WHAT TO WORK ON
Go through the data and copy every line exactly, but not the images.

EXCERPTED RECORDS
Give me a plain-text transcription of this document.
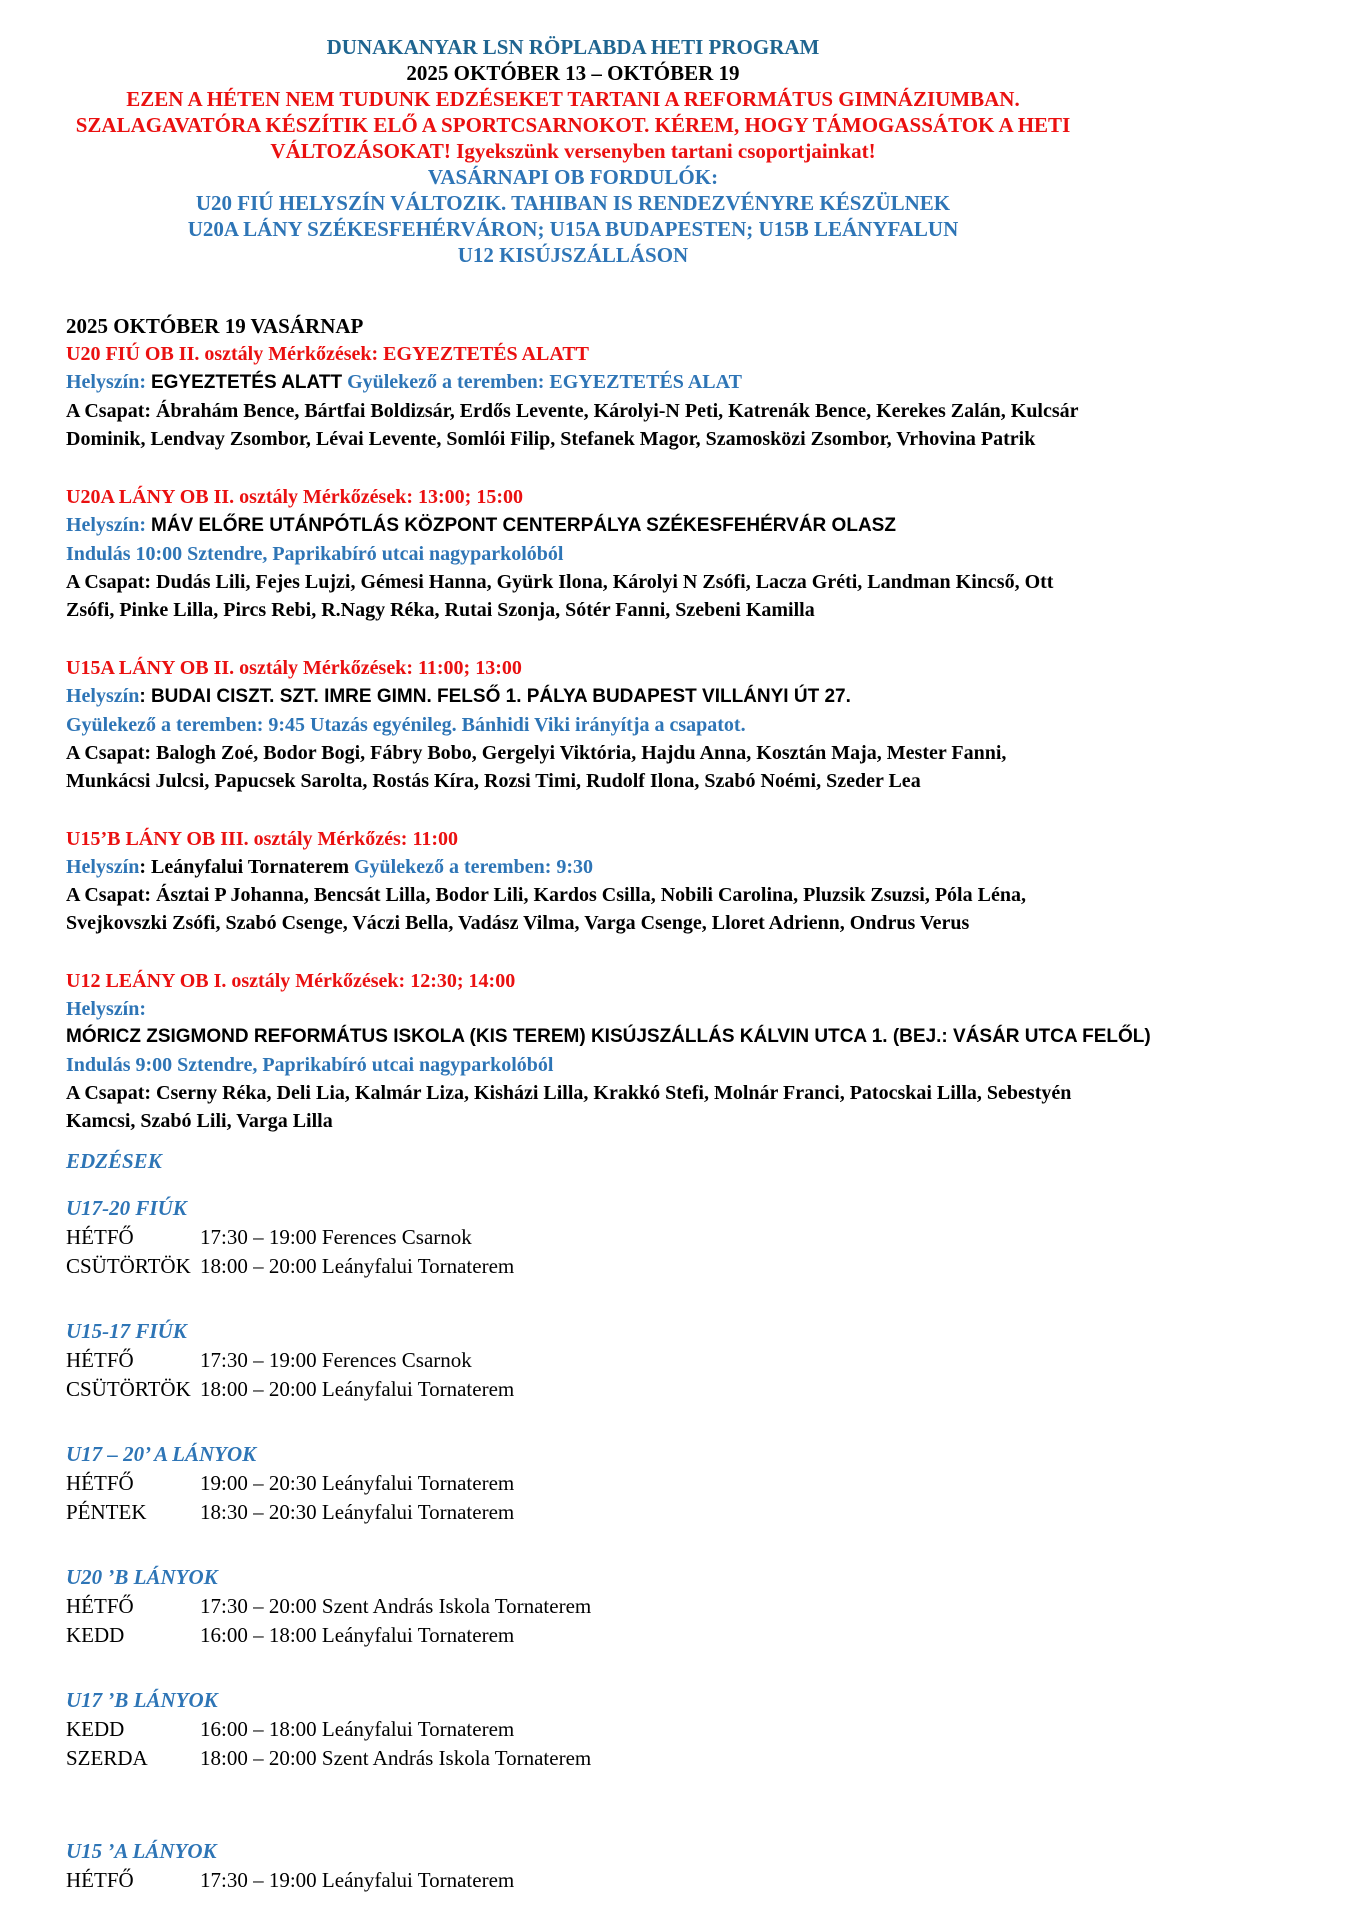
DUNAKANYAR LSN RÖPLABDA HETI PROGRAM
2025 OKTÓBER 13 – OKTÓBER 19
EZEN A HÉTEN NEM TUDUNK EDZÉSEKET TARTANI A REFORMÁTUS GIMNÁZIUMBAN.
SZALAGAVATÓRA KÉSZÍTIK ELŐ A SPORTCSARNOKOT. KÉREM, HOGY TÁMOGASSÁTOK A HETI
VÁLTOZÁSOKAT! Igyekszünk versenyben tartani csoportjainkat!
VASÁRNAPI OB FORDULÓK:
U20 FIÚ HELYSZÍN VÁLTOZIK. TAHIBAN IS RENDEZVÉNYRE KÉSZÜLNEK
U20A LÁNY SZÉKESFEHÉRVÁRON; U15A BUDAPESTEN; U15B LEÁNYFALUN
U12 KISÚJSZÁLLÁSON
2025 OKTÓBER 19 VASÁRNAP
U20 FIÚ OB II. osztály Mérkőzések: EGYEZTETÉS ALATT
Helyszín: EGYEZTETÉS ALATT Gyülekező a teremben: EGYEZTETÉS ALAT
A Csapat: Ábrahám Bence, Bártfai Boldizsár, Erdős Levente, Károlyi-N Peti, Katrenák Bence, Kerekes Zalán, Kulcsár Dominik, Lendvay Zsombor, Lévai Levente, Somlói Filip, Stefanek Magor, Szamosközi Zsombor, Vrhovina Patrik
U20A LÁNY OB II. osztály Mérkőzések: 13:00; 15:00
Helyszín: MÁV ELŐRE UTÁNPÓTLÁS KÖZPONT CENTERPÁLYA SZÉKESFEHÉRVÁR OLASZ
Indulás 10:00 Sztendre, Paprikabíró utcai nagyparkolóból
A Csapat: Dudás Lili, Fejes Lujzi, Gémesi Hanna, Gyürk Ilona, Károlyi N Zsófi, Lacza Gréti, Landman Kincső, Ott Zsófi, Pinke Lilla, Pircs Rebi, R.Nagy Réka, Rutai Szonja, Sótér Fanni, Szebeni Kamilla
U15A LÁNY OB II. osztály Mérkőzések: 11:00; 13:00
Helyszín: BUDAI CISZT. SZT. IMRE GIMN. FELSŐ 1. PÁLYA BUDAPEST VILLÁNYI ÚT 27.
Gyülekező a teremben: 9:45 Utazás egyénileg. Bánhidi Viki irányítja a csapatot.
A Csapat: Balogh Zoé, Bodor Bogi, Fábry Bobo, Gergelyi Viktória, Hajdu Anna, Kosztán Maja, Mester Fanni, Munkácsi Julcsi, Papucsek Sarolta, Rostás Kíra, Rozsi Timi, Rudolf Ilona, Szabó Noémi, Szeder Lea
U15’B LÁNY OB III. osztály Mérkőzés: 11:00
Helyszín: Leányfalui Tornaterem Gyülekező a teremben: 9:30
A Csapat: Ásztai P Johanna, Bencsát Lilla, Bodor Lili, Kardos Csilla, Nobili Carolina, Pluzsik Zsuzsi, Póla Léna, Svejkovszki Zsófi, Szabó Csenge, Váczi Bella, Vadász Vilma, Varga Csenge, Lloret Adrienn, Ondrus Verus
U12 LEÁNY OB I. osztály Mérkőzések: 12:30; 14:00
Helyszín:
MÓRICZ ZSIGMOND REFORMÁTUS ISKOLA (KIS TEREM) KISÚJSZÁLLÁS KÁLVIN UTCA 1. (BEJ.: VÁSÁR UTCA FELŐL)
Indulás 9:00 Sztendre, Paprikabíró utcai nagyparkolóból
A Csapat: Cserny Réka, Deli Lia, Kalmár Liza, Kisházi Lilla, Krakkó Stefi, Molnár Franci, Patocskai Lilla, Sebestyén Kamcsi, Szabó Lili, Varga Lilla
EDZÉSEK
U17-20 FIÚK
HÉTFŐ	17:30 – 19:00 Ferences Csarnok
CSÜTÖRTÖK 18:00 – 20:00 Leányfalui Tornaterem
U15-17 FIÚK
HÉTFŐ	17:30 – 19:00 Ferences Csarnok
CSÜTÖRTÖK 18:00 – 20:00 Leányfalui Tornaterem
U17 – 20’ A LÁNYOK
HÉTFŐ	19:00 – 20:30 Leányfalui Tornaterem
PÉNTEK	18:30 – 20:30 Leányfalui Tornaterem
U20 ’B LÁNYOK
HÉTFŐ	17:30 – 20:00 Szent András Iskola Tornaterem
KEDD	16:00 – 18:00 Leányfalui Tornaterem
U17 ’B LÁNYOK
KEDD	16:00 – 18:00 Leányfalui Tornaterem
SZERDA 18:00 – 20:00 Szent András Iskola Tornaterem
U15 ’A LÁNYOK
HÉTFŐ	17:30 – 19:00 Leányfalui Tornaterem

RESPONSE
Give me a plain-text transcription of this document.
DUNAKANYAR LSN RÖPLABDA HETI PROGRAM
2025 OKTÓBER 13 – OKTÓBER 19
EZEN A HÉTEN NEM TUDUNK EDZÉSEKET TARTANI A REFORMÁTUS GIMNÁZIUMBAN.
SZALAGAVATÓRA KÉSZÍTIK ELŐ A SPORTCSARNOKOT. KÉREM, HOGY TÁMOGASSÁTOK A HETI
VÁLTOZÁSOKAT! Igyekszünk versenyben tartani csoportjainkat!
VASÁRNAPI OB FORDULÓK:
U20 FIÚ HELYSZÍN VÁLTOZIK. TAHIBAN IS RENDEZVÉNYRE KÉSZÜLNEK
U20A LÁNY SZÉKESFEHÉRVÁRON; U15A BUDAPESTEN; U15B LEÁNYFALUN
U12 KISÚJSZÁLLÁSON
2025 OKTÓBER 19 VASÁRNAP
U20 FIÚ OB II. osztály Mérkőzések: EGYEZTETÉS ALATT
Helyszín: EGYEZTETÉS ALATT Gyülekező a teremben: EGYEZTETÉS ALAT
A Csapat: Ábrahám Bence, Bártfai Boldizsár, Erdős Levente, Károlyi-N Peti, Katrenák Bence, Kerekes Zalán, Kulcsár Dominik, Lendvay Zsombor, Lévai Levente, Somlói Filip, Stefanek Magor, Szamosközi Zsombor, Vrhovina Patrik
U20A LÁNY OB II. osztály Mérkőzések: 13:00; 15:00
Helyszín: MÁV ELŐRE UTÁNPÓTLÁS KÖZPONT CENTERPÁLYA SZÉKESFEHÉRVÁR OLASZ
Indulás 10:00 Sztendre, Paprikabíró utcai nagyparkolóból
A Csapat: Dudás Lili, Fejes Lujzi, Gémesi Hanna, Gyürk Ilona, Károlyi N Zsófi, Lacza Gréti, Landman Kincső, Ott Zsófi, Pinke Lilla, Pircs Rebi, R.Nagy Réka, Rutai Szonja, Sótér Fanni, Szebeni Kamilla
U15A LÁNY OB II. osztály Mérkőzések: 11:00; 13:00
Helyszín: BUDAI CISZT. SZT. IMRE GIMN. FELSŐ 1. PÁLYA BUDAPEST VILLÁNYI ÚT 27.
Gyülekező a teremben: 9:45 Utazás egyénileg. Bánhidi Viki irányítja a csapatot.
A Csapat: Balogh Zoé, Bodor Bogi, Fábry Bobo, Gergelyi Viktória, Hajdu Anna, Kosztán Maja, Mester Fanni, Munkácsi Julcsi, Papucsek Sarolta, Rostás Kíra, Rozsi Timi, Rudolf Ilona, Szabó Noémi, Szeder Lea
U15’B LÁNY OB III. osztály Mérkőzés: 11:00
Helyszín: Leányfalui Tornaterem Gyülekező a teremben: 9:30
A Csapat: Ásztai P Johanna, Bencsát Lilla, Bodor Lili, Kardos Csilla, Nobili Carolina, Pluzsik Zsuzsi, Póla Léna, Svejkovszki Zsófi, Szabó Csenge, Váczi Bella, Vadász Vilma, Varga Csenge, Lloret Adrienn, Ondrus Verus
U12 LEÁNY OB I. osztály Mérkőzések: 12:30; 14:00
Helyszín:
MÓRICZ ZSIGMOND REFORMÁTUS ISKOLA (KIS TEREM) KISÚJSZÁLLÁS KÁLVIN UTCA 1. (BEJ.: VÁSÁR UTCA FELŐL)
Indulás 9:00 Sztendre, Paprikabíró utcai nagyparkolóból
A Csapat: Cserny Réka, Deli Lia, Kalmár Liza, Kisházi Lilla, Krakkó Stefi, Molnár Franci, Patocskai Lilla, Sebestyén Kamcsi, Szabó Lili, Varga Lilla
EDZÉSEK
U17-20 FIÚK
HÉTFŐ	17:30 – 19:00 Ferences Csarnok
CSÜTÖRTÖK 18:00 – 20:00 Leányfalui Tornaterem
U15-17 FIÚK
HÉTFŐ	17:30 – 19:00 Ferences Csarnok
CSÜTÖRTÖK 18:00 – 20:00 Leányfalui Tornaterem
U17 – 20’ A LÁNYOK
HÉTFŐ	19:00 – 20:30 Leányfalui Tornaterem
PÉNTEK	18:30 – 20:30 Leányfalui Tornaterem
U20 ’B LÁNYOK
HÉTFŐ	17:30 – 20:00 Szent András Iskola Tornaterem
KEDD	16:00 – 18:00 Leányfalui Tornaterem
U17 ’B LÁNYOK
KEDD	16:00 – 18:00 Leányfalui Tornaterem
SZERDA 18:00 – 20:00 Szent András Iskola Tornaterem
U15 ’A LÁNYOK
HÉTFŐ	17:30 – 19:00 Leányfalui Tornaterem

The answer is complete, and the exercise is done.